The listing below should be printed exactly, every line of it. Skip the pictures.

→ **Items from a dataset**

━━━━━━━━━━━━━━━━━━━━

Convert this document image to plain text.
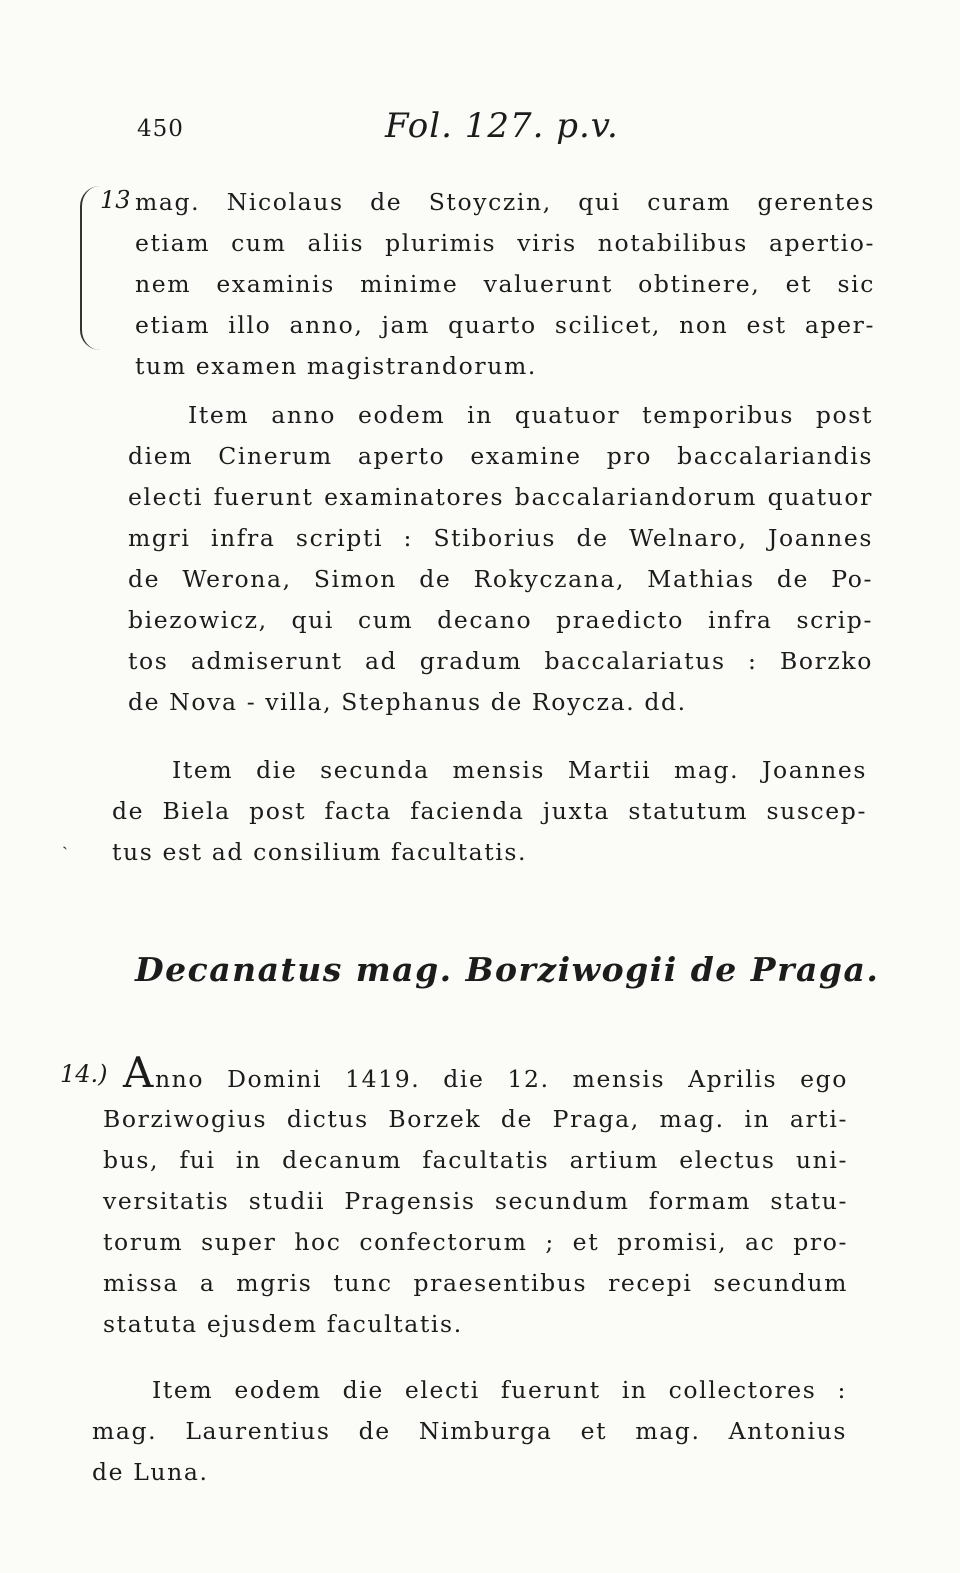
450	Fol. 127. p.v.
13 mag. Nicolaus de Stoyczin, qui curam gerentes
etiam cum aliis plurimis viris notabilibus apertio-
nem examinis minime valuerunt obtinere, et sic
etiam illo anno, jam quarto scilicet, non est aper-
tum examen magistrandorum.
Item anno eodem in quatuor temporibus post
diem Cinerum aperto examine pro baccalariandis
electi fuerunt examinatores baccalariandorum quatuor
mgri infra scripti : Stiborius de Welnaro, Joannes
de Werona, Simon de Rokyczana, Mathias de Po-
biezowicz, qui cum decano praedicto infra scrip-
tos admiserunt ad gradum baccalariatus : Borzko
de Nova - villa, Stephanus de Royczа. dd.
Item die secunda mensis Martii mag. Joannes
de Biela post facta facienda juxta statutum suscep-
tus est ad consilium facultatis.
˴
Decanatus mag. Borziwogii de Praga.
14.) Anno Domini 1419. die 12. mensis Aprilis ego
Borziwogius dictus Borzek de Praga, mag. in arti-
bus, fui in decanum facultatis artium electus uni-
versitatis studii Pragensis secundum formam statu-
torum super hoc confectorum ; et promisi, ac pro-
missa a mgris tunc praesentibus recepi secundum
statuta ejusdem facultatis.
Item eodem die electi fuerunt in collectores :
mag. Laurentius de Nimburga et mag. Antonius
de Luna.
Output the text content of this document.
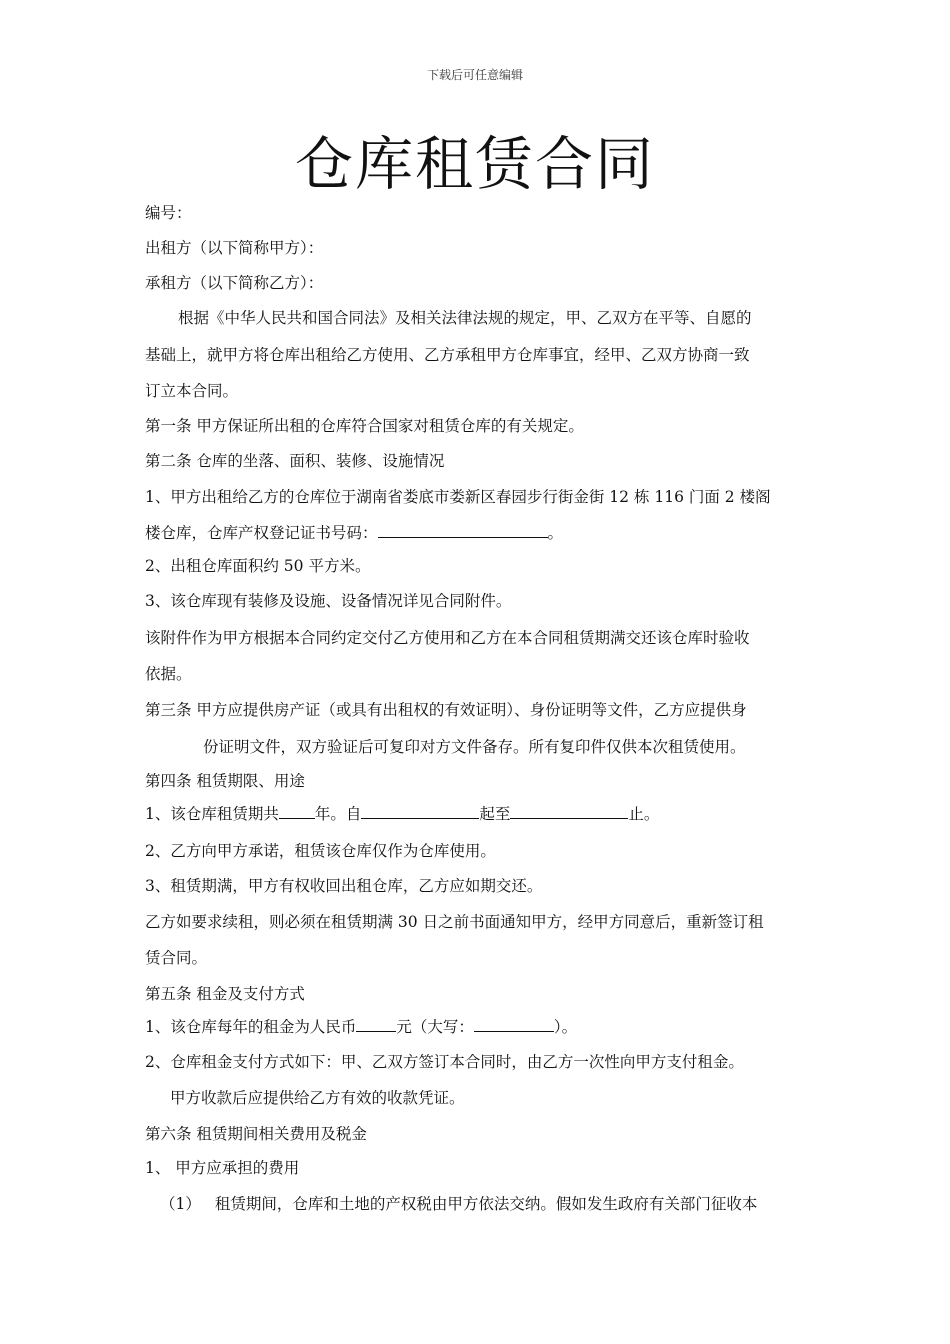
下载后可任意编辑
仓库租赁合同
编号：
出租方（以下简称甲方）：
承租方（以下简称乙方）：
根据《中华人民共和国合同法》及相关法律法规的规定，甲、乙双方在平等、自愿的
基础上，就甲方将仓库出租给乙方使用、乙方承租甲方仓库事宜，经甲、乙双方协商一致
订立本合同。
第一条 甲方保证所出租的仓库符合国家对租赁仓库的有关规定。
第二条 仓库的坐落、面积、装修、设施情况
1、甲方出租给乙方的仓库位于湖南省娄底市娄新区春园步行街金街 12 栋 116 门面 2 楼阁
楼仓库，仓库产权登记证书号码：	。
2、出租仓库面积约 50 平方米。
3、该仓库现有装修及设施、设备情况详见合同附件。
该附件作为甲方根据本合同约定交付乙方使用和乙方在本合同租赁期满交还该仓库时验收
依据。
第三条 甲方应提供房产证（或具有出租权的有效证明）、身份证明等文件，乙方应提供身
份证明文件，双方验证后可复印对方文件备存。所有复印件仅供本次租赁使用。
第四条 租赁期限、用途
1、该仓库租赁期共 年。自	起至	止。
2、乙方向甲方承诺，租赁该仓库仅作为仓库使用。
3、租赁期满，甲方有权收回出租仓库，乙方应如期交还。
乙方如要求续租，则必须在租赁期满 30 日之前书面通知甲方，经甲方同意后，重新签订租
赁合同。
第五条 租金及支付方式
1、该仓库每年的租金为人民币	元（大写：	）。
2、仓库租金支付方式如下：甲、乙双方签订本合同时，由乙方一次性向甲方支付租金。
甲方收款后应提供给乙方有效的收款凭证。
第六条 租赁期间相关费用及税金
1、 甲方应承担的费用
（1） 租赁期间，仓库和土地的产权税由甲方依法交纳。假如发生政府有关部门征收本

━━━━━━━━━━━━━━━━━━━━

→ **Result**
Convert this document image to plain text.
450	Fol. 127. p.v.
13 mag. Nicolaus de Stoyczin, qui curam gerentes
etiam cum aliis plurimis viris notabilibus apertio-
nem examinis minime valuerunt obtinere, et sic
etiam illo anno, jam quarto scilicet, non est aper-
tum examen magistrandorum.
Item anno eodem in quatuor temporibus post
diem Cinerum aperto examine pro baccalariandis
electi fuerunt examinatores baccalariandorum quatuor
mgri infra scripti : Stiborius de Welnaro, Joannes
de Werona, Simon de Rokyczana, Mathias de Po-
biezowicz, qui cum decano praedicto infra scrip-
tos admiserunt ad gradum baccalariatus : Borzko
de Nova - villa, Stephanus de Royczа. dd.
Item die secunda mensis Martii mag. Joannes
de Biela post facta facienda juxta statutum suscep-
tus est ad consilium facultatis.
˴
Decanatus mag. Borziwogii de Praga.
14.) Anno Domini 1419. die 12. mensis Aprilis ego
Borziwogius dictus Borzek de Praga, mag. in arti-
bus, fui in decanum facultatis artium electus uni-
versitatis studii Pragensis secundum formam statu-
torum super hoc confectorum ; et promisi, ac pro-
missa a mgris tunc praesentibus recepi secundum
statuta ejusdem facultatis.
Item eodem die electi fuerunt in collectores :
mag. Laurentius de Nimburga et mag. Antonius
de Luna.
Output the text content of this document.
下载后可任意编辑
仓库租赁合同
编号：
出租方（以下简称甲方）：
承租方（以下简称乙方）：
根据《中华人民共和国合同法》及相关法律法规的规定，甲、乙双方在平等、自愿的
基础上，就甲方将仓库出租给乙方使用、乙方承租甲方仓库事宜，经甲、乙双方协商一致
订立本合同。
第一条 甲方保证所出租的仓库符合国家对租赁仓库的有关规定。
第二条 仓库的坐落、面积、装修、设施情况
1、甲方出租给乙方的仓库位于湖南省娄底市娄新区春园步行街金街 12 栋 116 门面 2 楼阁
楼仓库，仓库产权登记证书号码：	。
2、出租仓库面积约 50 平方米。
3、该仓库现有装修及设施、设备情况详见合同附件。
该附件作为甲方根据本合同约定交付乙方使用和乙方在本合同租赁期满交还该仓库时验收
依据。
第三条 甲方应提供房产证（或具有出租权的有效证明）、身份证明等文件，乙方应提供身
份证明文件，双方验证后可复印对方文件备存。所有复印件仅供本次租赁使用。
第四条 租赁期限、用途
1、该仓库租赁期共 年。自	起至	止。
2、乙方向甲方承诺，租赁该仓库仅作为仓库使用。
3、租赁期满，甲方有权收回出租仓库，乙方应如期交还。
乙方如要求续租，则必须在租赁期满 30 日之前书面通知甲方，经甲方同意后，重新签订租
赁合同。
第五条 租金及支付方式
1、该仓库每年的租金为人民币	元（大写：	）。
2、仓库租金支付方式如下：甲、乙双方签订本合同时，由乙方一次性向甲方支付租金。
甲方收款后应提供给乙方有效的收款凭证。
第六条 租赁期间相关费用及税金
1、 甲方应承担的费用
（1） 租赁期间，仓库和土地的产权税由甲方依法交纳。假如发生政府有关部门征收本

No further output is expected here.